## Task requirements
Copy out the complete listing, word for word.

## Information supplied
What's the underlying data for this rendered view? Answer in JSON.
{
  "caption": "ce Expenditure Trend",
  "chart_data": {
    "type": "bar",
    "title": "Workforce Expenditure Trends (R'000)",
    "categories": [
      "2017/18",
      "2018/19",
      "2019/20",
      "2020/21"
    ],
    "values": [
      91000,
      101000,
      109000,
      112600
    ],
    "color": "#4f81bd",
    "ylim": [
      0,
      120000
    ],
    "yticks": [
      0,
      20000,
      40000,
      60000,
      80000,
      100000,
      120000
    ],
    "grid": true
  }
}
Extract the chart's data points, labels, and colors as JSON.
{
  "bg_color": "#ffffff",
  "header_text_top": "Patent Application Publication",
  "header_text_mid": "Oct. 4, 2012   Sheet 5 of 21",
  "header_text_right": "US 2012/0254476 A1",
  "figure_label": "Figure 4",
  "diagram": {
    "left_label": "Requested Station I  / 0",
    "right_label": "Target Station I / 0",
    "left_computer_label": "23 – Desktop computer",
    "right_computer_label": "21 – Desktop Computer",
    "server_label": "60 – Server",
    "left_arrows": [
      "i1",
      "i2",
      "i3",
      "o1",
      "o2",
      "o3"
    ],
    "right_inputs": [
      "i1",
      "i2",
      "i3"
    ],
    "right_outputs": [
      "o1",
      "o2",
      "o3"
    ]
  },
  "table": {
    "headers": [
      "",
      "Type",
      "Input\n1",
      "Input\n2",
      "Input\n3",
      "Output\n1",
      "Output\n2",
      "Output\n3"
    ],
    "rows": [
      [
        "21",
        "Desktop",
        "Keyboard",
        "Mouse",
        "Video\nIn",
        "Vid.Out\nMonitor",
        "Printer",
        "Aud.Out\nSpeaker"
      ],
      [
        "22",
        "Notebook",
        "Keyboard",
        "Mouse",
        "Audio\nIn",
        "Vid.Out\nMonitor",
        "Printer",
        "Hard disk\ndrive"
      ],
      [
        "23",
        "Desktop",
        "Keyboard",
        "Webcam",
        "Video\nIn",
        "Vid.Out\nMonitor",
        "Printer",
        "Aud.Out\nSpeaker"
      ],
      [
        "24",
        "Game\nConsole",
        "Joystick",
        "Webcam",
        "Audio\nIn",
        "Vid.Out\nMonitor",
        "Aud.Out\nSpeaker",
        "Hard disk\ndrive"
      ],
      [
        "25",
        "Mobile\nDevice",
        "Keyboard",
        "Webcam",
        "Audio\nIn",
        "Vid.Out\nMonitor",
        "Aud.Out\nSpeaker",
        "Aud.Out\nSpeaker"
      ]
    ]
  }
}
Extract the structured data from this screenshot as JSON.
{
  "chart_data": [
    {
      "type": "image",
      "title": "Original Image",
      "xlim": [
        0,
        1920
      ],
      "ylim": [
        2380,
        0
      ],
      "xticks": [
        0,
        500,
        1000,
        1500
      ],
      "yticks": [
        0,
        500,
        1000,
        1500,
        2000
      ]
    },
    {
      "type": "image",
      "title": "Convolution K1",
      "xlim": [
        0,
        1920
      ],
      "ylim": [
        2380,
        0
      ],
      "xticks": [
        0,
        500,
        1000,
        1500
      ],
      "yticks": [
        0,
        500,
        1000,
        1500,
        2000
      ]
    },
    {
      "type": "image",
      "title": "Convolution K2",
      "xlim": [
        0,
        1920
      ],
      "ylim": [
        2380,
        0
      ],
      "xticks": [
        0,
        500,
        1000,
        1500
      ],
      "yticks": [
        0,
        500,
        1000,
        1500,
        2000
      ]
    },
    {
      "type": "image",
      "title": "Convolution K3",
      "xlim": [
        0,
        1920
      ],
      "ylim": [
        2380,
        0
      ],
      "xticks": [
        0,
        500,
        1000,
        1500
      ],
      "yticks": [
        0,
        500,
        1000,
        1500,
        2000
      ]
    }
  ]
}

## Task result
What's the underlying data for this rendered view? Answer in JSON.
{
  "caption": "ce Expenditure Trend",
  "chart_data": {
    "type": "bar",
    "title": "Workforce Expenditure Trends (R'000)",
    "categories": [
      "2017/18",
      "2018/19",
      "2019/20",
      "2020/21"
    ],
    "values": [
      91000,
      101000,
      109000,
      112600
    ],
    "color": "#4f81bd",
    "ylim": [
      0,
      120000
    ],
    "yticks": [
      0,
      20000,
      40000,
      60000,
      80000,
      100000,
      120000
    ],
    "grid": true
  }
}
Extract the chart's data points, labels, and colors as JSON.
{
  "bg_color": "#ffffff",
  "header_text_top": "Patent Application Publication",
  "header_text_mid": "Oct. 4, 2012   Sheet 5 of 21",
  "header_text_right": "US 2012/0254476 A1",
  "figure_label": "Figure 4",
  "diagram": {
    "left_label": "Requested Station I  / 0",
    "right_label": "Target Station I / 0",
    "left_computer_label": "23 – Desktop computer",
    "right_computer_label": "21 – Desktop Computer",
    "server_label": "60 – Server",
    "left_arrows": [
      "i1",
      "i2",
      "i3",
      "o1",
      "o2",
      "o3"
    ],
    "right_inputs": [
      "i1",
      "i2",
      "i3"
    ],
    "right_outputs": [
      "o1",
      "o2",
      "o3"
    ]
  },
  "table": {
    "headers": [
      "",
      "Type",
      "Input\n1",
      "Input\n2",
      "Input\n3",
      "Output\n1",
      "Output\n2",
      "Output\n3"
    ],
    "rows": [
      [
        "21",
        "Desktop",
        "Keyboard",
        "Mouse",
        "Video\nIn",
        "Vid.Out\nMonitor",
        "Printer",
        "Aud.Out\nSpeaker"
      ],
      [
        "22",
        "Notebook",
        "Keyboard",
        "Mouse",
        "Audio\nIn",
        "Vid.Out\nMonitor",
        "Printer",
        "Hard disk\ndrive"
      ],
      [
        "23",
        "Desktop",
        "Keyboard",
        "Webcam",
        "Video\nIn",
        "Vid.Out\nMonitor",
        "Printer",
        "Aud.Out\nSpeaker"
      ],
      [
        "24",
        "Game\nConsole",
        "Joystick",
        "Webcam",
        "Audio\nIn",
        "Vid.Out\nMonitor",
        "Aud.Out\nSpeaker",
        "Hard disk\ndrive"
      ],
      [
        "25",
        "Mobile\nDevice",
        "Keyboard",
        "Webcam",
        "Audio\nIn",
        "Vid.Out\nMonitor",
        "Aud.Out\nSpeaker",
        "Aud.Out\nSpeaker"
      ]
    ]
  }
}
Extract the structured data from this screenshot as JSON.
{
  "chart_data": [
    {
      "type": "image",
      "title": "Original Image",
      "xlim": [
        0,
        1920
      ],
      "ylim": [
        2380,
        0
      ],
      "xticks": [
        0,
        500,
        1000,
        1500
      ],
      "yticks": [
        0,
        500,
        1000,
        1500,
        2000
      ]
    },
    {
      "type": "image",
      "title": "Convolution K1",
      "xlim": [
        0,
        1920
      ],
      "ylim": [
        2380,
        0
      ],
      "xticks": [
        0,
        500,
        1000,
        1500
      ],
      "yticks": [
        0,
        500,
        1000,
        1500,
        2000
      ]
    },
    {
      "type": "image",
      "title": "Convolution K2",
      "xlim": [
        0,
        1920
      ],
      "ylim": [
        2380,
        0
      ],
      "xticks": [
        0,
        500,
        1000,
        1500
      ],
      "yticks": [
        0,
        500,
        1000,
        1500,
        2000
      ]
    },
    {
      "type": "image",
      "title": "Convolution K3",
      "xlim": [
        0,
        1920
      ],
      "ylim": [
        2380,
        0
      ],
      "xticks": [
        0,
        500,
        1000,
        1500
      ],
      "yticks": [
        0,
        500,
        1000,
        1500,
        2000
      ]
    }
  ]
}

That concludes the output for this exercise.